====== Extrait à lire ======

Les images de Gaza font le tour du monde. Selon un adage courant dans la presse anglo-saxonne ; US and Israël bomb, UN feeds, EU pays (les États-Unis et Israël bombardent, l’Onu nourrit la population, le contribuable de l’UE finance le tout). Voilà qui résume bien les choses.
Immeubles rasés, hôpitaux évacués, enfants ensanglantés dans les bras de leur mère… Face à l’opinion publique internationale, Israël est en train de perdre la bataille des symboles. Petit à petit, le spectacle du dénuement des Gazaouis efface des esprits les images odieuses de l’attaque terroriste perpétrée par le Hamas le 7 octobre 2023.
En quelques semaines, Tsahal a déversé onze mille bombes sur Gaza, petit territoire très densément peuplé. Cette quantité astronomique montre que la riposte israélienne n’est nullement ciblée. Cela pousse les pays non-occidentaux (voire certains pays occidentaux) à se poser des questions. Pourquoi avoir sanctionné la Russie suite à l’invasion de l’Ukraine alors que les ruines de Gaza valent bien celles de Marioupol ? La Bolivie a rompu ses relations avec Tel-Aviv. Des pays pourtant alliés des États-Unis, comme le Japon ou la Thaïlande, ont mis en berne le drapeau de l’ONU après le bombardement accidentel du Programme onusien pour le développement (PNUD) qui fit un nombre élevé de morts et de blessés. Par ailleurs, la « rue arabe » est déchaînée et le projet de rapprochement entre Israël et l’Arabie Séoudite est suspendu sine die. Israël est tombé dans le piège que lui tendait le Hamas. L’organisation terroriste a atteint ses buts médiatiques et politiques. Le Premier ministre Netanayahu n’en a cure : il a tout intérêt à une guerre longue, car tant que le conflit dure, son échec à empêcher les attentats du 7 octobre est relégué au second plan.

======

Recopiez fidèlement le passage de l’extrait sur Gaza qui va de « Les images de » jusqu’à « 7 octobre 2023. ».

====== Données fournies ======

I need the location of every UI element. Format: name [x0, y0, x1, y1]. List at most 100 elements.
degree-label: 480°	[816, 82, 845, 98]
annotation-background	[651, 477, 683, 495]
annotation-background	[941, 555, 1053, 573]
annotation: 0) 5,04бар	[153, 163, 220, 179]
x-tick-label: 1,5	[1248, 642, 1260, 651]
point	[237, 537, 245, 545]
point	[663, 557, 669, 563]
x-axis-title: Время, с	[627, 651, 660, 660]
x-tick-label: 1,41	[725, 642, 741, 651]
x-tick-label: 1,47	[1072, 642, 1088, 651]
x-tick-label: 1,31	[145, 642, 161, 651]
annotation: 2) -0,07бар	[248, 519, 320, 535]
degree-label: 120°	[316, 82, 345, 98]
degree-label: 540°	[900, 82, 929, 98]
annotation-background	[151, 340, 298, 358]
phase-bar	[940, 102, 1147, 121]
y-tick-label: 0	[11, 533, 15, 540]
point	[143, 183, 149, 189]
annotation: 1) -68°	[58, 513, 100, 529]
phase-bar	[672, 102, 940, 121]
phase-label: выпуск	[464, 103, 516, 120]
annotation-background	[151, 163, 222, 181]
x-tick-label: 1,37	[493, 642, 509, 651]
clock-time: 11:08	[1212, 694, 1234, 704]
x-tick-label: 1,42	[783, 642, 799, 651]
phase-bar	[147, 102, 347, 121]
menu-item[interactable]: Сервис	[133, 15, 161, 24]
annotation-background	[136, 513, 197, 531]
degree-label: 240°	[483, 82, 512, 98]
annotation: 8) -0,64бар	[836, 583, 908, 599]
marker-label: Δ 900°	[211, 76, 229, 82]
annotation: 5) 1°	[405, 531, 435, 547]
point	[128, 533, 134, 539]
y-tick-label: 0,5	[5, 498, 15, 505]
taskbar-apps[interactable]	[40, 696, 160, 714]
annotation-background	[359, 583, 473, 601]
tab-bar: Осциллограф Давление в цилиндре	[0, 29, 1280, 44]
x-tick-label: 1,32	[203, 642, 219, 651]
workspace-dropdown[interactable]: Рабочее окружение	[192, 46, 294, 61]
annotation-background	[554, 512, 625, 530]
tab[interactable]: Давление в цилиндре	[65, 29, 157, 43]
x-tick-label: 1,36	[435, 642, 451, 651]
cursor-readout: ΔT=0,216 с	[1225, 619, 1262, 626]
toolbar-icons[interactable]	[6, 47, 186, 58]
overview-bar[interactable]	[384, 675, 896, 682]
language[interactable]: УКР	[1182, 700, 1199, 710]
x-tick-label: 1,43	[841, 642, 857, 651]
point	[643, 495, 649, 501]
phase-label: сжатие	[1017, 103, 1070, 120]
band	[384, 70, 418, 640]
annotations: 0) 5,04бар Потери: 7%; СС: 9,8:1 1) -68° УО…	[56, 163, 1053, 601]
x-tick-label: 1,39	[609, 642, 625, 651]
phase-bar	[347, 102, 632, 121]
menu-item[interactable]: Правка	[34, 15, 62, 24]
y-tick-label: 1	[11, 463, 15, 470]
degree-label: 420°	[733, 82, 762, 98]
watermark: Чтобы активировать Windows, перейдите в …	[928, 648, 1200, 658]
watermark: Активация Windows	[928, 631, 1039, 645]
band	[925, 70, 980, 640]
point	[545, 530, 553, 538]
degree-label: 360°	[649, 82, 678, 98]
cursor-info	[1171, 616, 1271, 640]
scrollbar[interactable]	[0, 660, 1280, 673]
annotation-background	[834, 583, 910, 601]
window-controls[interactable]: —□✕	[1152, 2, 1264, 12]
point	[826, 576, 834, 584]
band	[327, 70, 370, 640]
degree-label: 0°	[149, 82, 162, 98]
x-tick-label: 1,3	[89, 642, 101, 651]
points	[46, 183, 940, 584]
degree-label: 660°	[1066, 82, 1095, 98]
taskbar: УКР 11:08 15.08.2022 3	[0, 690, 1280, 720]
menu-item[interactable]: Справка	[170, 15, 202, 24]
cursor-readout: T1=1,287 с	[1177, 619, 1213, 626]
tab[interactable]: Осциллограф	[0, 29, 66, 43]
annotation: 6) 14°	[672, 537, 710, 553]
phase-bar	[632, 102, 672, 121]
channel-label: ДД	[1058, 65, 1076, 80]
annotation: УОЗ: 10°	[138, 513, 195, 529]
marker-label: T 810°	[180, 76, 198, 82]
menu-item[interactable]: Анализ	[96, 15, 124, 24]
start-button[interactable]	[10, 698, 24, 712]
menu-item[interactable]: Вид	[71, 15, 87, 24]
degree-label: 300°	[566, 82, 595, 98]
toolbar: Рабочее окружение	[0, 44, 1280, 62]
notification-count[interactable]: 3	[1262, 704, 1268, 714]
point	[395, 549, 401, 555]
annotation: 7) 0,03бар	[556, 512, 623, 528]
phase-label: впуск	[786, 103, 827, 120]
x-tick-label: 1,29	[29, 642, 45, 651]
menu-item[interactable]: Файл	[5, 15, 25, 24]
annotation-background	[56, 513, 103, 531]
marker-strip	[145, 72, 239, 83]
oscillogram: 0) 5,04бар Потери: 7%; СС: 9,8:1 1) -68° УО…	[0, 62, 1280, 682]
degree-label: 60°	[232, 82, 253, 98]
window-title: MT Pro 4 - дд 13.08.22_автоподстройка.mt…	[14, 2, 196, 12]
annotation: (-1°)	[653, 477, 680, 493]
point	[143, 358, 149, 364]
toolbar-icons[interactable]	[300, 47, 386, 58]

======

Réponse attendue:
Les images de Gaza font le tour du monde. Selon un adage courant dans la presse anglo-saxonne ; US and Israël bomb, UN feeds, EU pays (les États-Unis et Israël bombardent, l’Onu nourrit la population, le contribuable de l’UE finance le tout). Voilà qui résume bien les choses.
Immeubles rasés, hôpitaux évacués, enfants ensanglantés dans les bras de leur mère… Face à l’opinion publique internationale, Israël est en train de perdre la bataille des symboles. Petit à petit, le spectacle du dénuement des Gazaouis efface des esprits les images odieuses de l’attaque terroriste perpétrée par le Hamas le 7 octobre 2023.